-- Material supplied follows --
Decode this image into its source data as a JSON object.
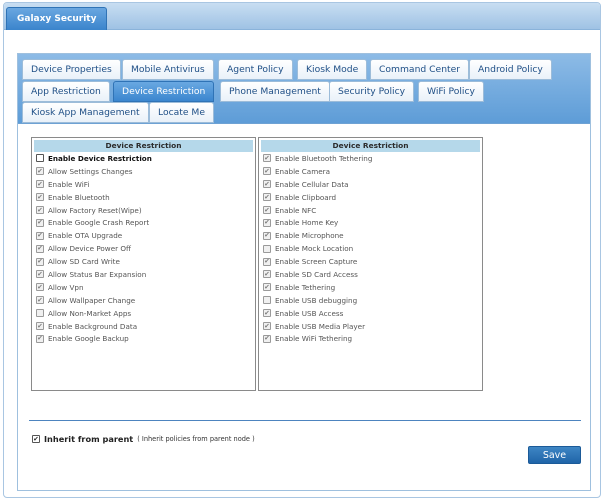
{
  "window": {
    "title": "Galaxy Security"
  },
  "tabs": {
    "row1": [
      "Device Properties",
      "Mobile Antivirus",
      "Agent Policy",
      "Kiosk Mode",
      "Command Center",
      "Android Policy"
    ],
    "row2": [
      "App Restriction",
      "Device Restriction",
      "Phone Management",
      "Security Policy",
      "WiFi Policy"
    ],
    "row3": [
      "Kiosk App Management",
      "Locate Me"
    ],
    "active": "Device Restriction"
  },
  "left_box": {
    "header": "Device Restriction",
    "items": [
      {
        "label": "Enable Device Restriction",
        "checked": false,
        "enabled": true,
        "bold": true
      },
      {
        "label": "Allow Settings Changes",
        "checked": true,
        "enabled": false
      },
      {
        "label": "Enable WiFi",
        "checked": true,
        "enabled": false
      },
      {
        "label": "Enable Bluetooth",
        "checked": true,
        "enabled": false
      },
      {
        "label": "Allow Factory Reset(Wipe)",
        "checked": true,
        "enabled": false
      },
      {
        "label": "Enable Google Crash Report",
        "checked": true,
        "enabled": false
      },
      {
        "label": "Enable OTA Upgrade",
        "checked": true,
        "enabled": false
      },
      {
        "label": "Allow Device Power Off",
        "checked": true,
        "enabled": false
      },
      {
        "label": "Allow SD Card Write",
        "checked": true,
        "enabled": false
      },
      {
        "label": "Allow Status Bar Expansion",
        "checked": true,
        "enabled": false
      },
      {
        "label": "Allow Vpn",
        "checked": true,
        "enabled": false
      },
      {
        "label": "Allow Wallpaper Change",
        "checked": true,
        "enabled": false
      },
      {
        "label": "Allow Non-Market Apps",
        "checked": false,
        "enabled": false
      },
      {
        "label": "Enable Background Data",
        "checked": true,
        "enabled": false
      },
      {
        "label": "Enable Google Backup",
        "checked": true,
        "enabled": false
      }
    ]
  },
  "right_box": {
    "header": "Device Restriction",
    "items": [
      {
        "label": "Enable Bluetooth Tethering",
        "checked": true,
        "enabled": false
      },
      {
        "label": "Enable Camera",
        "checked": true,
        "enabled": false
      },
      {
        "label": "Enable Cellular Data",
        "checked": true,
        "enabled": false
      },
      {
        "label": "Enable Clipboard",
        "checked": true,
        "enabled": false
      },
      {
        "label": "Enable NFC",
        "checked": true,
        "enabled": false
      },
      {
        "label": "Enable Home Key",
        "checked": true,
        "enabled": false
      },
      {
        "label": "Enable Microphone",
        "checked": true,
        "enabled": false
      },
      {
        "label": "Enable Mock Location",
        "checked": false,
        "enabled": false
      },
      {
        "label": "Enable Screen Capture",
        "checked": true,
        "enabled": false
      },
      {
        "label": "Enable SD Card Access",
        "checked": true,
        "enabled": false
      },
      {
        "label": "Enable Tethering",
        "checked": true,
        "enabled": false
      },
      {
        "label": "Enable USB debugging",
        "checked": false,
        "enabled": false
      },
      {
        "label": "Enable USB Access",
        "checked": true,
        "enabled": false
      },
      {
        "label": "Enable USB Media Player",
        "checked": true,
        "enabled": false
      },
      {
        "label": "Enable WiFi Tethering",
        "checked": true,
        "enabled": false
      }
    ]
  },
  "inherit": {
    "label": "Inherit from parent",
    "note": "( Inherit policies from parent node )",
    "checked": true
  },
  "save_label": "Save"
}
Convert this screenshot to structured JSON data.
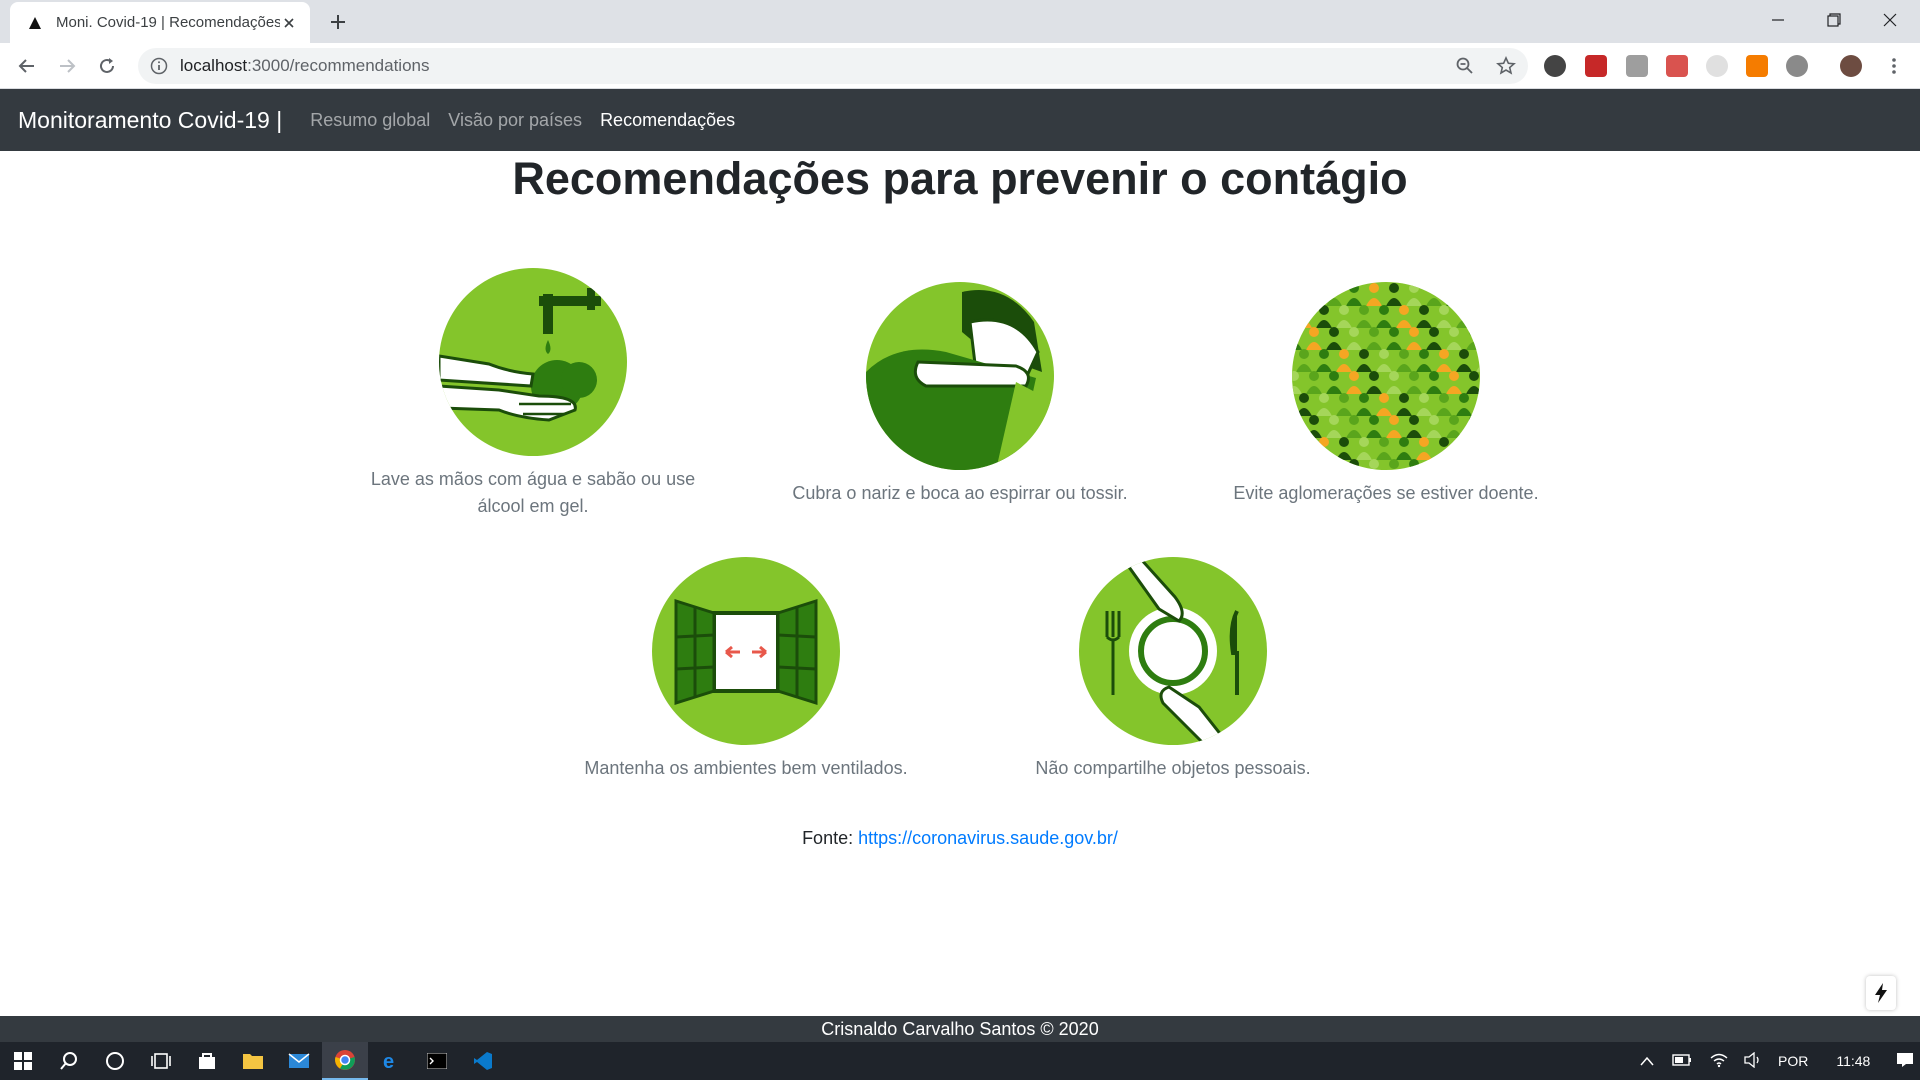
{
  "browser": {
    "tab_title": "Moni. Covid-19 | Recomendações",
    "url_host": "localhost",
    "url_path": ":3000/recommendations"
  },
  "navbar": {
    "brand": "Monitoramento Covid-19 |",
    "links": [
      "Resumo global",
      "Visão por países",
      "Recomendações"
    ],
    "active_index": 2
  },
  "page": {
    "title": "Recomendações para prevenir o contágio",
    "recommendations": [
      {
        "icon": "hand-washing-icon",
        "caption": "Lave as mãos com água e sabão ou use álcool em gel."
      },
      {
        "icon": "cough-elbow-icon",
        "caption": "Cubra o nariz e boca ao espirrar ou tossir."
      },
      {
        "icon": "crowd-icon",
        "caption": "Evite aglomerações se estiver doente."
      },
      {
        "icon": "open-window-icon",
        "caption": "Mantenha os ambientes bem ventilados."
      },
      {
        "icon": "no-sharing-plate-icon",
        "caption": "Não compartilhe objetos pessoais."
      }
    ],
    "source_label": "Fonte:",
    "source_url": "https://coronavirus.saude.gov.br/"
  },
  "footer": {
    "text": "Crisnaldo Carvalho Santos © 2020"
  },
  "taskbar": {
    "language": "POR",
    "time": "11:48"
  },
  "colors": {
    "navbar_bg": "#343a40",
    "icon_green": "#84c52b",
    "icon_dark_green": "#2e7d10",
    "link": "#007bff"
  }
}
-- Material supplied concluded --
▸ **Problem to solve**
Leaving every picture out, output the data exactly as it stands.

▸ **Result of the exercise**
Decode this image into its source data as a JSON object.
{
  "window": {
    "title": "Galaxy Security"
  },
  "tabs": {
    "row1": [
      "Device Properties",
      "Mobile Antivirus",
      "Agent Policy",
      "Kiosk Mode",
      "Command Center",
      "Android Policy"
    ],
    "row2": [
      "App Restriction",
      "Device Restriction",
      "Phone Management",
      "Security Policy",
      "WiFi Policy"
    ],
    "row3": [
      "Kiosk App Management",
      "Locate Me"
    ],
    "active": "Device Restriction"
  },
  "left_box": {
    "header": "Device Restriction",
    "items": [
      {
        "label": "Enable Device Restriction",
        "checked": false,
        "enabled": true,
        "bold": true
      },
      {
        "label": "Allow Settings Changes",
        "checked": true,
        "enabled": false
      },
      {
        "label": "Enable WiFi",
        "checked": true,
        "enabled": false
      },
      {
        "label": "Enable Bluetooth",
        "checked": true,
        "enabled": false
      },
      {
        "label": "Allow Factory Reset(Wipe)",
        "checked": true,
        "enabled": false
      },
      {
        "label": "Enable Google Crash Report",
        "checked": true,
        "enabled": false
      },
      {
        "label": "Enable OTA Upgrade",
        "checked": true,
        "enabled": false
      },
      {
        "label": "Allow Device Power Off",
        "checked": true,
        "enabled": false
      },
      {
        "label": "Allow SD Card Write",
        "checked": true,
        "enabled": false
      },
      {
        "label": "Allow Status Bar Expansion",
        "checked": true,
        "enabled": false
      },
      {
        "label": "Allow Vpn",
        "checked": true,
        "enabled": false
      },
      {
        "label": "Allow Wallpaper Change",
        "checked": true,
        "enabled": false
      },
      {
        "label": "Allow Non-Market Apps",
        "checked": false,
        "enabled": false
      },
      {
        "label": "Enable Background Data",
        "checked": true,
        "enabled": false
      },
      {
        "label": "Enable Google Backup",
        "checked": true,
        "enabled": false
      }
    ]
  },
  "right_box": {
    "header": "Device Restriction",
    "items": [
      {
        "label": "Enable Bluetooth Tethering",
        "checked": true,
        "enabled": false
      },
      {
        "label": "Enable Camera",
        "checked": true,
        "enabled": false
      },
      {
        "label": "Enable Cellular Data",
        "checked": true,
        "enabled": false
      },
      {
        "label": "Enable Clipboard",
        "checked": true,
        "enabled": false
      },
      {
        "label": "Enable NFC",
        "checked": true,
        "enabled": false
      },
      {
        "label": "Enable Home Key",
        "checked": true,
        "enabled": false
      },
      {
        "label": "Enable Microphone",
        "checked": true,
        "enabled": false
      },
      {
        "label": "Enable Mock Location",
        "checked": false,
        "enabled": false
      },
      {
        "label": "Enable Screen Capture",
        "checked": true,
        "enabled": false
      },
      {
        "label": "Enable SD Card Access",
        "checked": true,
        "enabled": false
      },
      {
        "label": "Enable Tethering",
        "checked": true,
        "enabled": false
      },
      {
        "label": "Enable USB debugging",
        "checked": false,
        "enabled": false
      },
      {
        "label": "Enable USB Access",
        "checked": true,
        "enabled": false
      },
      {
        "label": "Enable USB Media Player",
        "checked": true,
        "enabled": false
      },
      {
        "label": "Enable WiFi Tethering",
        "checked": true,
        "enabled": false
      }
    ]
  },
  "inherit": {
    "label": "Inherit from parent",
    "note": "( Inherit policies from parent node )",
    "checked": true
  },
  "save_label": "Save"
}
Convert this screenshot to structured JSON data.
{
  "browser": {
    "tab_title": "Moni. Covid-19 | Recomendações",
    "url_host": "localhost",
    "url_path": ":3000/recommendations"
  },
  "navbar": {
    "brand": "Monitoramento Covid-19 |",
    "links": [
      "Resumo global",
      "Visão por países",
      "Recomendações"
    ],
    "active_index": 2
  },
  "page": {
    "title": "Recomendações para prevenir o contágio",
    "recommendations": [
      {
        "icon": "hand-washing-icon",
        "caption": "Lave as mãos com água e sabão ou use álcool em gel."
      },
      {
        "icon": "cough-elbow-icon",
        "caption": "Cubra o nariz e boca ao espirrar ou tossir."
      },
      {
        "icon": "crowd-icon",
        "caption": "Evite aglomerações se estiver doente."
      },
      {
        "icon": "open-window-icon",
        "caption": "Mantenha os ambientes bem ventilados."
      },
      {
        "icon": "no-sharing-plate-icon",
        "caption": "Não compartilhe objetos pessoais."
      }
    ],
    "source_label": "Fonte:",
    "source_url": "https://coronavirus.saude.gov.br/"
  },
  "footer": {
    "text": "Crisnaldo Carvalho Santos © 2020"
  },
  "taskbar": {
    "language": "POR",
    "time": "11:48"
  },
  "colors": {
    "navbar_bg": "#343a40",
    "icon_green": "#84c52b",
    "icon_dark_green": "#2e7d10",
    "link": "#007bff"
  }
}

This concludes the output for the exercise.